[start of Recorded data]

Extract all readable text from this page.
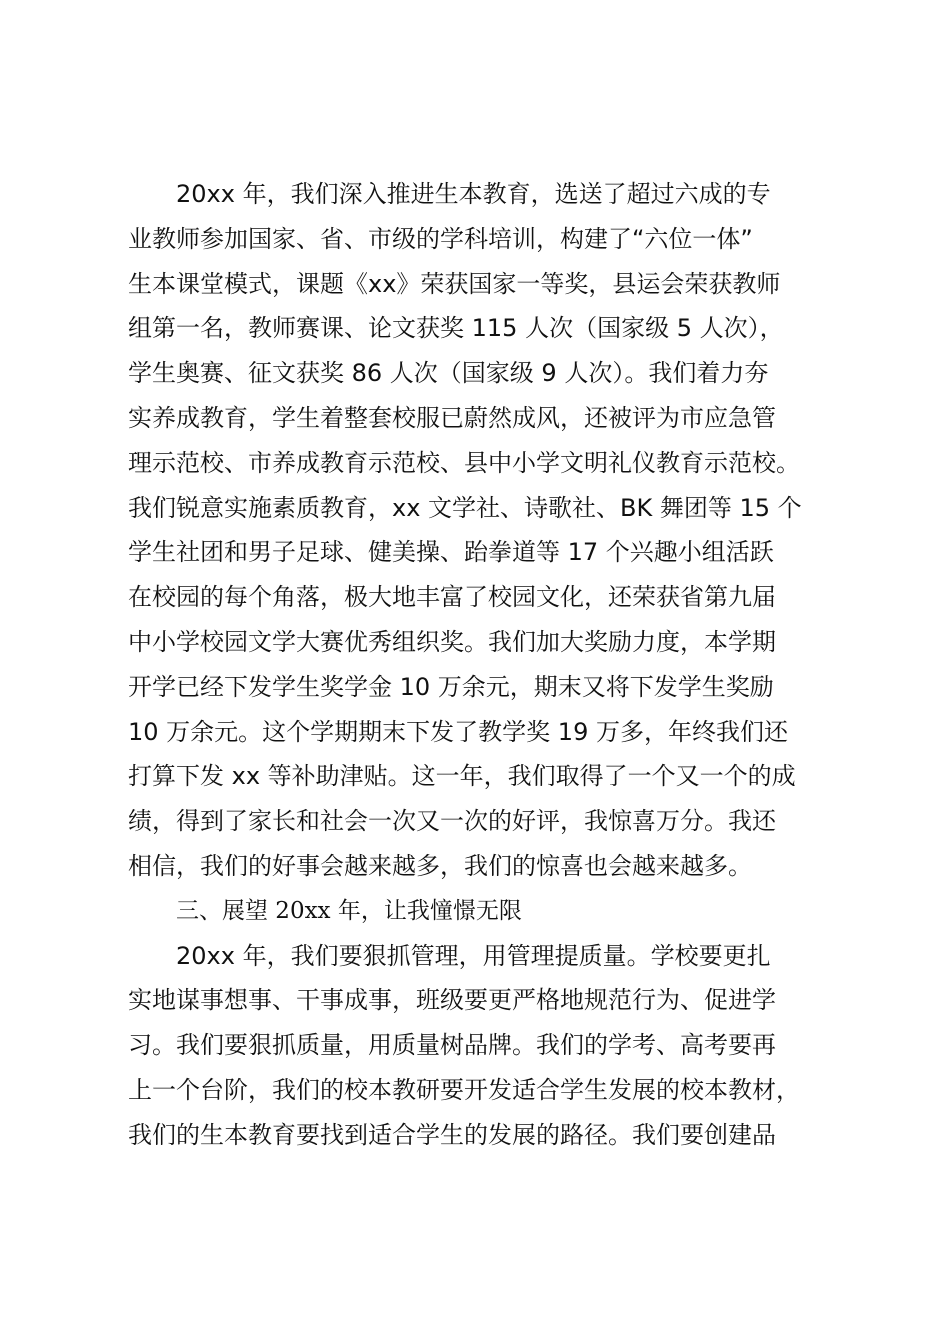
20xx 年，我们深入推进生本教育，选送了超过六成的专
业教师参加国家、省、市级的学科培训，构建了“六位一体”
生本课堂模式，课题《xx》荣获国家一等奖，县运会荣获教师
组第一名，教师赛课、论文获奖 115 人次（国家级 5 人次），
学生奥赛、征文获奖 86 人次（国家级 9 人次）。我们着力夯
实养成教育，学生着整套校服已蔚然成风，还被评为市应急管
理示范校、市养成教育示范校、县中小学文明礼仪教育示范校。
我们锐意实施素质教育，xx 文学社、诗歌社、BK 舞团等 15 个
学生社团和男子足球、健美操、跆拳道等 17 个兴趣小组活跃
在校园的每个角落，极大地丰富了校园文化，还荣获省第九届
中小学校园文学大赛优秀组织奖。我们加大奖励力度，本学期
开学已经下发学生奖学金 10 万余元，期末又将下发学生奖励
10 万余元。这个学期期末下发了教学奖 19 万多，年终我们还
打算下发 xx 等补助津贴。这一年，我们取得了一个又一个的成
绩，得到了家长和社会一次又一次的好评，我惊喜万分。我还
相信，我们的好事会越来越多，我们的惊喜也会越来越多。
三、展望 20xx 年，让我憧憬无限
20xx 年，我们要狠抓管理，用管理提质量。学校要更扎
实地谋事想事、干事成事，班级要更严格地规范行为、促进学
习。我们要狠抓质量，用质量树品牌。我们的学考、高考要再
上一个台阶，我们的校本教研要开发适合学生发展的校本教材，
我们的生本教育要找到适合学生的发展的路径。我们要创建品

[end of Recorded data]

Omit every picture, then repeat the remaining data exactly as it appears above.

Completed exercise —
Extract all readable text from this page.
20xx 年，我们深入推进生本教育，选送了超过六成的专
业教师参加国家、省、市级的学科培训，构建了“六位一体”
生本课堂模式，课题《xx》荣获国家一等奖，县运会荣获教师
组第一名，教师赛课、论文获奖 115 人次（国家级 5 人次），
学生奥赛、征文获奖 86 人次（国家级 9 人次）。我们着力夯
实养成教育，学生着整套校服已蔚然成风，还被评为市应急管
理示范校、市养成教育示范校、县中小学文明礼仪教育示范校。
我们锐意实施素质教育，xx 文学社、诗歌社、BK 舞团等 15 个
学生社团和男子足球、健美操、跆拳道等 17 个兴趣小组活跃
在校园的每个角落，极大地丰富了校园文化，还荣获省第九届
中小学校园文学大赛优秀组织奖。我们加大奖励力度，本学期
开学已经下发学生奖学金 10 万余元，期末又将下发学生奖励
10 万余元。这个学期期末下发了教学奖 19 万多，年终我们还
打算下发 xx 等补助津贴。这一年，我们取得了一个又一个的成
绩，得到了家长和社会一次又一次的好评，我惊喜万分。我还
相信，我们的好事会越来越多，我们的惊喜也会越来越多。
三、展望 20xx 年，让我憧憬无限
20xx 年，我们要狠抓管理，用管理提质量。学校要更扎
实地谋事想事、干事成事，班级要更严格地规范行为、促进学
习。我们要狠抓质量，用质量树品牌。我们的学考、高考要再
上一个台阶，我们的校本教研要开发适合学生发展的校本教材，
我们的生本教育要找到适合学生的发展的路径。我们要创建品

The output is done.